# Records supplied:
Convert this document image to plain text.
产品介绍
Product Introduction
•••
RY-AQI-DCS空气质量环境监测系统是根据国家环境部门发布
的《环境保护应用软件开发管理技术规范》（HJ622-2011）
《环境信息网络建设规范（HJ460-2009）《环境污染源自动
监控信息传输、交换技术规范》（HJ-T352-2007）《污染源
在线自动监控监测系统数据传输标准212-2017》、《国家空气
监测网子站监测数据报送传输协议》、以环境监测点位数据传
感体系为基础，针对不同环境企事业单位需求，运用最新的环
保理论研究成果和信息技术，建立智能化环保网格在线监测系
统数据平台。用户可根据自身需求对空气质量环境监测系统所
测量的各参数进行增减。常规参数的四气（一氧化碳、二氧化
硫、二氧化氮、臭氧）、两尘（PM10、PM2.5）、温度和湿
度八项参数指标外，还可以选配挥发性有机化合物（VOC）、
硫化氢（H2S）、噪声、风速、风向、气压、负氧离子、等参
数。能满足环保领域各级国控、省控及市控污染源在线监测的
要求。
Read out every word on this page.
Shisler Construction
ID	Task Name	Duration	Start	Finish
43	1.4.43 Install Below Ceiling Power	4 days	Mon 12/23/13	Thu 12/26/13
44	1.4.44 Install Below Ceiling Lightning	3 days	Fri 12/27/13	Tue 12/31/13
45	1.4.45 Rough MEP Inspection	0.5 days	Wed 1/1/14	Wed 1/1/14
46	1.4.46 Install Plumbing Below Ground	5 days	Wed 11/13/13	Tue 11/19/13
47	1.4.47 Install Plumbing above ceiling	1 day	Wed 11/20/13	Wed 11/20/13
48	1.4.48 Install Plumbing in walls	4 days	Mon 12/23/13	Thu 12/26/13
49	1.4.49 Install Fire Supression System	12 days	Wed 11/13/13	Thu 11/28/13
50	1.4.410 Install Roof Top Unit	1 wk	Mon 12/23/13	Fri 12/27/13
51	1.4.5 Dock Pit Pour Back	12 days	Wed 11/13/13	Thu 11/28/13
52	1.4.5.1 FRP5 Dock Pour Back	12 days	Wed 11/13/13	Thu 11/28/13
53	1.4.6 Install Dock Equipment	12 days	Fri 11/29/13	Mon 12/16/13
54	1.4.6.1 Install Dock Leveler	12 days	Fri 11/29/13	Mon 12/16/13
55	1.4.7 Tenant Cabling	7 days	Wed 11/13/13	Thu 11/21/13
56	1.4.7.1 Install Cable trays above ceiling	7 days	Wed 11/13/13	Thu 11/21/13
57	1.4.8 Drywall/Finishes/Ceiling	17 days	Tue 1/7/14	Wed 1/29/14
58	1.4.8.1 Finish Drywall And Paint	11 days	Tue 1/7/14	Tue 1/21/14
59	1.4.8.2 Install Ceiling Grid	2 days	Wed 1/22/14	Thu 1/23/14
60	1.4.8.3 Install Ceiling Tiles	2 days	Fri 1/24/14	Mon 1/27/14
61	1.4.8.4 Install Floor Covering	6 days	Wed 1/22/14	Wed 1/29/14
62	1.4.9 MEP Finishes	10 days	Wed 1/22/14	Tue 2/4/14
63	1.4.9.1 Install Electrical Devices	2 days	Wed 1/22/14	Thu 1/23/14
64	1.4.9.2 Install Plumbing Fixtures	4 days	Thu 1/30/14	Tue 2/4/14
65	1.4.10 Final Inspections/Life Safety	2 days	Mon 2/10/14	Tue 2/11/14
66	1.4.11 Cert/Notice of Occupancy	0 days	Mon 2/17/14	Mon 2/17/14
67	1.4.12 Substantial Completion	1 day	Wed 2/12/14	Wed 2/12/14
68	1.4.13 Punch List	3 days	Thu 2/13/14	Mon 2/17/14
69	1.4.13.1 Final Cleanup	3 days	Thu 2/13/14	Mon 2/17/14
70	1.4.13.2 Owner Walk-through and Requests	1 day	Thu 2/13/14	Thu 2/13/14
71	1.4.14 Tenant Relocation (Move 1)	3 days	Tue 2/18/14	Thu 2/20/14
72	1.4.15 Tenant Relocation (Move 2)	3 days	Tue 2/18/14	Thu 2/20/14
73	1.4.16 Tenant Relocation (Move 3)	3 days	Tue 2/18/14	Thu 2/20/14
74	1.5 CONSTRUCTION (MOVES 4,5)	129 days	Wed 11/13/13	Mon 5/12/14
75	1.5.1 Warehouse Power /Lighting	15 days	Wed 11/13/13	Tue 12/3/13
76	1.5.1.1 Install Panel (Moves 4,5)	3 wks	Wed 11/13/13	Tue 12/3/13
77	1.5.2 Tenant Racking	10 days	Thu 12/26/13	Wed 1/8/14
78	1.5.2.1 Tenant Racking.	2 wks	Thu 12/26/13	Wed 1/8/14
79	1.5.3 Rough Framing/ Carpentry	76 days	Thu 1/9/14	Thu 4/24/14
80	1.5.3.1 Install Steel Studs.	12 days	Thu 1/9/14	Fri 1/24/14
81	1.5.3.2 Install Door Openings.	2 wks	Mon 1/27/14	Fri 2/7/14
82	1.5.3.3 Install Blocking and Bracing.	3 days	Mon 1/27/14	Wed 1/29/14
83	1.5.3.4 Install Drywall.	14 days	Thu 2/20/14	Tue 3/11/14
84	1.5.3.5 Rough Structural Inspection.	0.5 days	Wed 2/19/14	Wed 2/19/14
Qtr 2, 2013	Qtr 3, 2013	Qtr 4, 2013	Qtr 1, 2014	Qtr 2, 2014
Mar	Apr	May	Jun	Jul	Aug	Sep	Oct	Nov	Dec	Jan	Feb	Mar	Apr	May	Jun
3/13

# Exercise details:
Give back all the data exactly as written.

# Response below:
Convert this document image to plain text.
产品介绍
Product Introduction
•••
RY-AQI-DCS空气质量环境监测系统是根据国家环境部门发布
的《环境保护应用软件开发管理技术规范》（HJ622-2011）
《环境信息网络建设规范（HJ460-2009）《环境污染源自动
监控信息传输、交换技术规范》（HJ-T352-2007）《污染源
在线自动监控监测系统数据传输标准212-2017》、《国家空气
监测网子站监测数据报送传输协议》、以环境监测点位数据传
感体系为基础，针对不同环境企事业单位需求，运用最新的环
保理论研究成果和信息技术，建立智能化环保网格在线监测系
统数据平台。用户可根据自身需求对空气质量环境监测系统所
测量的各参数进行增减。常规参数的四气（一氧化碳、二氧化
硫、二氧化氮、臭氧）、两尘（PM10、PM2.5）、温度和湿
度八项参数指标外，还可以选配挥发性有机化合物（VOC）、
硫化氢（H2S）、噪声、风速、风向、气压、负氧离子、等参
数。能满足环保领域各级国控、省控及市控污染源在线监测的
要求。
Read out every word on this page.
Shisler Construction
ID	Task Name	Duration	Start	Finish
43	1.4.43 Install Below Ceiling Power	4 days	Mon 12/23/13	Thu 12/26/13
44	1.4.44 Install Below Ceiling Lightning	3 days	Fri 12/27/13	Tue 12/31/13
45	1.4.45 Rough MEP Inspection	0.5 days	Wed 1/1/14	Wed 1/1/14
46	1.4.46 Install Plumbing Below Ground	5 days	Wed 11/13/13	Tue 11/19/13
47	1.4.47 Install Plumbing above ceiling	1 day	Wed 11/20/13	Wed 11/20/13
48	1.4.48 Install Plumbing in walls	4 days	Mon 12/23/13	Thu 12/26/13
49	1.4.49 Install Fire Supression System	12 days	Wed 11/13/13	Thu 11/28/13
50	1.4.410 Install Roof Top Unit	1 wk	Mon 12/23/13	Fri 12/27/13
51	1.4.5 Dock Pit Pour Back	12 days	Wed 11/13/13	Thu 11/28/13
52	1.4.5.1 FRP5 Dock Pour Back	12 days	Wed 11/13/13	Thu 11/28/13
53	1.4.6 Install Dock Equipment	12 days	Fri 11/29/13	Mon 12/16/13
54	1.4.6.1 Install Dock Leveler	12 days	Fri 11/29/13	Mon 12/16/13
55	1.4.7 Tenant Cabling	7 days	Wed 11/13/13	Thu 11/21/13
56	1.4.7.1 Install Cable trays above ceiling	7 days	Wed 11/13/13	Thu 11/21/13
57	1.4.8 Drywall/Finishes/Ceiling	17 days	Tue 1/7/14	Wed 1/29/14
58	1.4.8.1 Finish Drywall And Paint	11 days	Tue 1/7/14	Tue 1/21/14
59	1.4.8.2 Install Ceiling Grid	2 days	Wed 1/22/14	Thu 1/23/14
60	1.4.8.3 Install Ceiling Tiles	2 days	Fri 1/24/14	Mon 1/27/14
61	1.4.8.4 Install Floor Covering	6 days	Wed 1/22/14	Wed 1/29/14
62	1.4.9 MEP Finishes	10 days	Wed 1/22/14	Tue 2/4/14
63	1.4.9.1 Install Electrical Devices	2 days	Wed 1/22/14	Thu 1/23/14
64	1.4.9.2 Install Plumbing Fixtures	4 days	Thu 1/30/14	Tue 2/4/14
65	1.4.10 Final Inspections/Life Safety	2 days	Mon 2/10/14	Tue 2/11/14
66	1.4.11 Cert/Notice of Occupancy	0 days	Mon 2/17/14	Mon 2/17/14
67	1.4.12 Substantial Completion	1 day	Wed 2/12/14	Wed 2/12/14
68	1.4.13 Punch List	3 days	Thu 2/13/14	Mon 2/17/14
69	1.4.13.1 Final Cleanup	3 days	Thu 2/13/14	Mon 2/17/14
70	1.4.13.2 Owner Walk-through and Requests	1 day	Thu 2/13/14	Thu 2/13/14
71	1.4.14 Tenant Relocation (Move 1)	3 days	Tue 2/18/14	Thu 2/20/14
72	1.4.15 Tenant Relocation (Move 2)	3 days	Tue 2/18/14	Thu 2/20/14
73	1.4.16 Tenant Relocation (Move 3)	3 days	Tue 2/18/14	Thu 2/20/14
74	1.5 CONSTRUCTION (MOVES 4,5)	129 days	Wed 11/13/13	Mon 5/12/14
75	1.5.1 Warehouse Power /Lighting	15 days	Wed 11/13/13	Tue 12/3/13
76	1.5.1.1 Install Panel (Moves 4,5)	3 wks	Wed 11/13/13	Tue 12/3/13
77	1.5.2 Tenant Racking	10 days	Thu 12/26/13	Wed 1/8/14
78	1.5.2.1 Tenant Racking.	2 wks	Thu 12/26/13	Wed 1/8/14
79	1.5.3 Rough Framing/ Carpentry	76 days	Thu 1/9/14	Thu 4/24/14
80	1.5.3.1 Install Steel Studs.	12 days	Thu 1/9/14	Fri 1/24/14
81	1.5.3.2 Install Door Openings.	2 wks	Mon 1/27/14	Fri 2/7/14
82	1.5.3.3 Install Blocking and Bracing.	3 days	Mon 1/27/14	Wed 1/29/14
83	1.5.3.4 Install Drywall.	14 days	Thu 2/20/14	Tue 3/11/14
84	1.5.3.5 Rough Structural Inspection.	0.5 days	Wed 2/19/14	Wed 2/19/14
Qtr 2, 2013	Qtr 3, 2013	Qtr 4, 2013	Qtr 1, 2014	Qtr 2, 2014
Mar	Apr	May	Jun	Jul	Aug	Sep	Oct	Nov	Dec	Jan	Feb	Mar	Apr	May	Jun
3/13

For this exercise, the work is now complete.